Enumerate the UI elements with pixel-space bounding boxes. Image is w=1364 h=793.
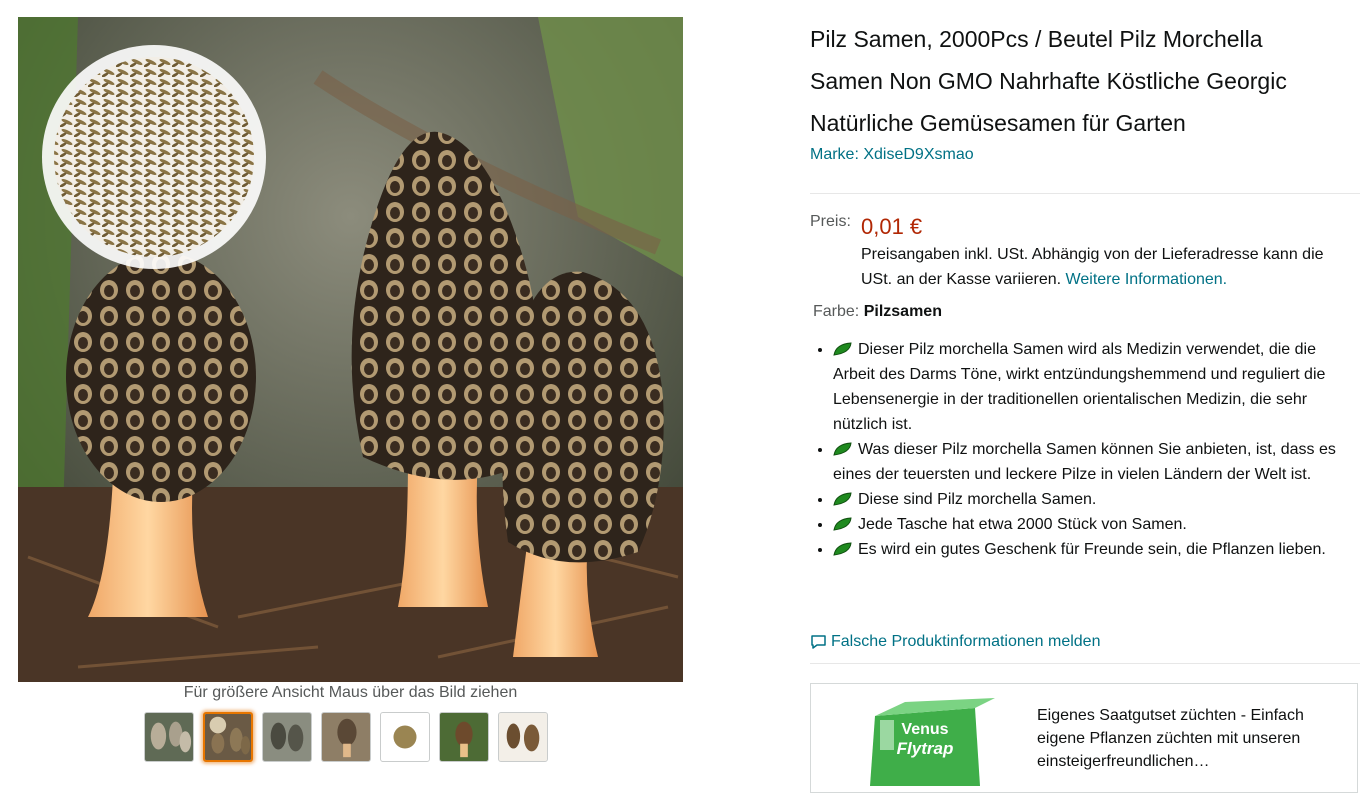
feature-bullet: Es wird ein gutes Geschenk für Freunde s…	[833, 537, 1360, 562]
ad-box-title-1: Venus	[901, 721, 948, 738]
thumbnail-morel-single[interactable]	[439, 712, 489, 762]
thumbnail-morels-white-bg[interactable]	[498, 712, 548, 762]
main-product-image[interactable]	[18, 17, 683, 682]
divider	[810, 193, 1360, 194]
price-note: Preisangaben inkl. USt. Abhängig von der…	[861, 242, 1351, 292]
feature-bullet-text: Es wird ein gutes Geschenk für Freunde s…	[858, 541, 1326, 558]
feature-bullet: Jede Tasche hat etwa 2000 Stück von Same…	[833, 512, 1360, 537]
feature-bullet-text: Jede Tasche hat etwa 2000 Stück von Same…	[858, 516, 1187, 533]
image-hover-hint: Für größere Ansicht Maus über das Bild z…	[183, 684, 518, 701]
report-link-label: Falsche Produktinformationen melden	[831, 633, 1101, 650]
feature-bullet: Dieser Pilz morchella Samen wird als Med…	[833, 337, 1360, 437]
ad-box-title-2: Flytrap	[897, 739, 954, 758]
leaf-icon	[833, 542, 852, 556]
feature-bullet: Diese sind Pilz morchella Samen.	[833, 487, 1360, 512]
price-label: Preis:	[810, 213, 851, 230]
divider	[810, 663, 1360, 664]
thumbnail-morel-ground[interactable]	[321, 712, 371, 762]
feature-bullet-text: Was dieser Pilz morchella Samen können S…	[833, 441, 1336, 483]
variant-value: Pilzsamen	[863, 303, 942, 320]
feature-bullet-text: Dieser Pilz morchella Samen wird als Med…	[833, 341, 1326, 433]
product-details: Pilz Samen, 2000Pcs / Beutel Pilz Morche…	[810, 18, 1360, 164]
leaf-icon	[833, 342, 852, 356]
variant-row: Farbe: Pilzsamen	[813, 303, 942, 321]
thumbnail-strip	[144, 712, 548, 762]
more-info-link[interactable]: Weitere Informationen.	[1066, 271, 1228, 288]
ad-text[interactable]: Eigenes Saatgutset züchten - Einfach eig…	[1037, 704, 1347, 773]
ad-product-image[interactable]: Venus Flytrap	[855, 696, 995, 786]
variant-label: Farbe:	[813, 303, 860, 320]
sponsored-ad[interactable]: Venus Flytrap Eigenes Saatgutset züchten…	[810, 683, 1358, 793]
thumbnail-morel-with-seeds[interactable]	[203, 712, 253, 762]
price-value: 0,01 €	[861, 214, 923, 239]
feature-bullet: Was dieser Pilz morchella Samen können S…	[833, 437, 1360, 487]
thumbnail-seeds-closeup[interactable]	[380, 712, 430, 762]
leaf-icon	[833, 442, 852, 456]
feature-bullet-text: Diese sind Pilz morchella Samen.	[858, 491, 1097, 508]
feature-bullets: Dieser Pilz morchella Samen wird als Med…	[810, 337, 1360, 562]
brand-link[interactable]: Marke: XdiseD9Xsmao	[810, 146, 1360, 164]
report-incorrect-info-link[interactable]: Falsche Produktinformationen melden	[810, 633, 1100, 651]
product-title: Pilz Samen, 2000Pcs / Beutel Pilz Morche…	[810, 26, 1287, 136]
speech-bubble-icon	[811, 635, 826, 649]
leaf-icon	[833, 517, 852, 531]
leaf-icon	[833, 492, 852, 506]
thumbnail-morels-grey[interactable]	[262, 712, 312, 762]
thumbnail-morel-cluster[interactable]	[144, 712, 194, 762]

*-*-*

### [WORK TO COMPLETE]
Scan the entries above for the string "Pilzsamen" and copy each line that contains it.

### [RESPONSE TO THE EXERCISE]
variant-value: Pilzsamen	[863, 303, 942, 320]
variant-row: Farbe: Pilzsamen	[813, 303, 942, 321]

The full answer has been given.